■ **What you should do**
Copy out every record below, word for word.

Data items

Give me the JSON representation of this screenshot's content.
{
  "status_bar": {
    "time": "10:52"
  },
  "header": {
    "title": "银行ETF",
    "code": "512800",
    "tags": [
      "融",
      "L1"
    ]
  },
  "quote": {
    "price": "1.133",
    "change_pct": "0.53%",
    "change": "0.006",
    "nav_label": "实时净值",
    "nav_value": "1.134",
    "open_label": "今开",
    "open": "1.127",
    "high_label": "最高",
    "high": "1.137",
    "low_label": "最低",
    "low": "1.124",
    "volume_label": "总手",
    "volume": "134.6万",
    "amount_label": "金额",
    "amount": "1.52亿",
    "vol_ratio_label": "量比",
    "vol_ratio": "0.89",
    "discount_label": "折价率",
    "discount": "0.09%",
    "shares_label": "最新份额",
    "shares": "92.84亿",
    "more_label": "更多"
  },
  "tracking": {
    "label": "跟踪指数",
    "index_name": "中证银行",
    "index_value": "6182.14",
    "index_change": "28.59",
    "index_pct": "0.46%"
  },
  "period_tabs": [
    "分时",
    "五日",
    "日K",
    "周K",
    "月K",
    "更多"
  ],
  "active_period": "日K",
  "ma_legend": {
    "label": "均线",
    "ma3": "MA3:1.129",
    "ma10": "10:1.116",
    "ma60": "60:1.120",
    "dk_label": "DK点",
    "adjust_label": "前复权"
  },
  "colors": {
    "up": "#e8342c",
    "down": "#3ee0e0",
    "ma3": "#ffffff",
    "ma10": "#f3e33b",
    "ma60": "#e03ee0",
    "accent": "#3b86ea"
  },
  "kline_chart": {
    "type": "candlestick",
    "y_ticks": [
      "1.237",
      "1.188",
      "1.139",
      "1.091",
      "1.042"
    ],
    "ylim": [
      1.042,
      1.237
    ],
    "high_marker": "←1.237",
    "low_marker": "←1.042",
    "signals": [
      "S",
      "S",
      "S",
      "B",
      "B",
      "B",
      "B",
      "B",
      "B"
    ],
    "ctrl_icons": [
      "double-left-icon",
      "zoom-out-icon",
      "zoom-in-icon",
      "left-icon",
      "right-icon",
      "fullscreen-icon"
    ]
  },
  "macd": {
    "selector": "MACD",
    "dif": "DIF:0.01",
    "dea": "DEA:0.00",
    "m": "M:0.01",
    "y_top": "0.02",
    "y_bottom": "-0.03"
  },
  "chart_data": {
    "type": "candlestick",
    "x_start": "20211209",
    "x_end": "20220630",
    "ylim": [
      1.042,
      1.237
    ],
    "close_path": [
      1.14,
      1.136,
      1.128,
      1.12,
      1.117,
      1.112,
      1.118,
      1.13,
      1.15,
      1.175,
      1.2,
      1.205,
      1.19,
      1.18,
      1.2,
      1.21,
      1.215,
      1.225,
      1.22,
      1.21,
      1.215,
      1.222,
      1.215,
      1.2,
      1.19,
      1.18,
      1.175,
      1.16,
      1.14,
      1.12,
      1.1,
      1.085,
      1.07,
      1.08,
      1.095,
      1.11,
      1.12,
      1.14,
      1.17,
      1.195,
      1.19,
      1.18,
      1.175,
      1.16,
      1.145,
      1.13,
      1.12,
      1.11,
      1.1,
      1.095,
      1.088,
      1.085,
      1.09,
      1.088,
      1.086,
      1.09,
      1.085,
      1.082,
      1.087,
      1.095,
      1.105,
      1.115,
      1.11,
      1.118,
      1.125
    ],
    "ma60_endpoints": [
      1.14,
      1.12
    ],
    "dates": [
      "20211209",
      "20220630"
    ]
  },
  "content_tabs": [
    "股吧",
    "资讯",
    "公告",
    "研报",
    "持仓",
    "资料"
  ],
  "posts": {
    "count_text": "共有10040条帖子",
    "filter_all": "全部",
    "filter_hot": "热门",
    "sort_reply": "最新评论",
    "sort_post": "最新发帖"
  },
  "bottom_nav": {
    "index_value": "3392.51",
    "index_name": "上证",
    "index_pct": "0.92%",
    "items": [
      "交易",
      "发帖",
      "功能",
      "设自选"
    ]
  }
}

■ **Completed exercise**
Give me the JSON representation of this screenshot's content.
{
  "status_bar": {
    "time": "10:52"
  },
  "header": {
    "title": "银行ETF",
    "code": "512800",
    "tags": [
      "融",
      "L1"
    ]
  },
  "quote": {
    "price": "1.133",
    "change_pct": "0.53%",
    "change": "0.006",
    "nav_label": "实时净值",
    "nav_value": "1.134",
    "open_label": "今开",
    "open": "1.127",
    "high_label": "最高",
    "high": "1.137",
    "low_label": "最低",
    "low": "1.124",
    "volume_label": "总手",
    "volume": "134.6万",
    "amount_label": "金额",
    "amount": "1.52亿",
    "vol_ratio_label": "量比",
    "vol_ratio": "0.89",
    "discount_label": "折价率",
    "discount": "0.09%",
    "shares_label": "最新份额",
    "shares": "92.84亿",
    "more_label": "更多"
  },
  "tracking": {
    "label": "跟踪指数",
    "index_name": "中证银行",
    "index_value": "6182.14",
    "index_change": "28.59",
    "index_pct": "0.46%"
  },
  "period_tabs": [
    "分时",
    "五日",
    "日K",
    "周K",
    "月K",
    "更多"
  ],
  "active_period": "日K",
  "ma_legend": {
    "label": "均线",
    "ma3": "MA3:1.129",
    "ma10": "10:1.116",
    "ma60": "60:1.120",
    "dk_label": "DK点",
    "adjust_label": "前复权"
  },
  "colors": {
    "up": "#e8342c",
    "down": "#3ee0e0",
    "ma3": "#ffffff",
    "ma10": "#f3e33b",
    "ma60": "#e03ee0",
    "accent": "#3b86ea"
  },
  "kline_chart": {
    "type": "candlestick",
    "y_ticks": [
      "1.237",
      "1.188",
      "1.139",
      "1.091",
      "1.042"
    ],
    "ylim": [
      1.042,
      1.237
    ],
    "high_marker": "←1.237",
    "low_marker": "←1.042",
    "signals": [
      "S",
      "S",
      "S",
      "B",
      "B",
      "B",
      "B",
      "B",
      "B"
    ],
    "ctrl_icons": [
      "double-left-icon",
      "zoom-out-icon",
      "zoom-in-icon",
      "left-icon",
      "right-icon",
      "fullscreen-icon"
    ]
  },
  "macd": {
    "selector": "MACD",
    "dif": "DIF:0.01",
    "dea": "DEA:0.00",
    "m": "M:0.01",
    "y_top": "0.02",
    "y_bottom": "-0.03"
  },
  "chart_data": {
    "type": "candlestick",
    "x_start": "20211209",
    "x_end": "20220630",
    "ylim": [
      1.042,
      1.237
    ],
    "close_path": [
      1.14,
      1.136,
      1.128,
      1.12,
      1.117,
      1.112,
      1.118,
      1.13,
      1.15,
      1.175,
      1.2,
      1.205,
      1.19,
      1.18,
      1.2,
      1.21,
      1.215,
      1.225,
      1.22,
      1.21,
      1.215,
      1.222,
      1.215,
      1.2,
      1.19,
      1.18,
      1.175,
      1.16,
      1.14,
      1.12,
      1.1,
      1.085,
      1.07,
      1.08,
      1.095,
      1.11,
      1.12,
      1.14,
      1.17,
      1.195,
      1.19,
      1.18,
      1.175,
      1.16,
      1.145,
      1.13,
      1.12,
      1.11,
      1.1,
      1.095,
      1.088,
      1.085,
      1.09,
      1.088,
      1.086,
      1.09,
      1.085,
      1.082,
      1.087,
      1.095,
      1.105,
      1.115,
      1.11,
      1.118,
      1.125
    ],
    "ma60_endpoints": [
      1.14,
      1.12
    ],
    "dates": [
      "20211209",
      "20220630"
    ]
  },
  "content_tabs": [
    "股吧",
    "资讯",
    "公告",
    "研报",
    "持仓",
    "资料"
  ],
  "posts": {
    "count_text": "共有10040条帖子",
    "filter_all": "全部",
    "filter_hot": "热门",
    "sort_reply": "最新评论",
    "sort_post": "最新发帖"
  },
  "bottom_nav": {
    "index_value": "3392.51",
    "index_name": "上证",
    "index_pct": "0.92%",
    "items": [
      "交易",
      "发帖",
      "功能",
      "设自选"
    ]
  }
}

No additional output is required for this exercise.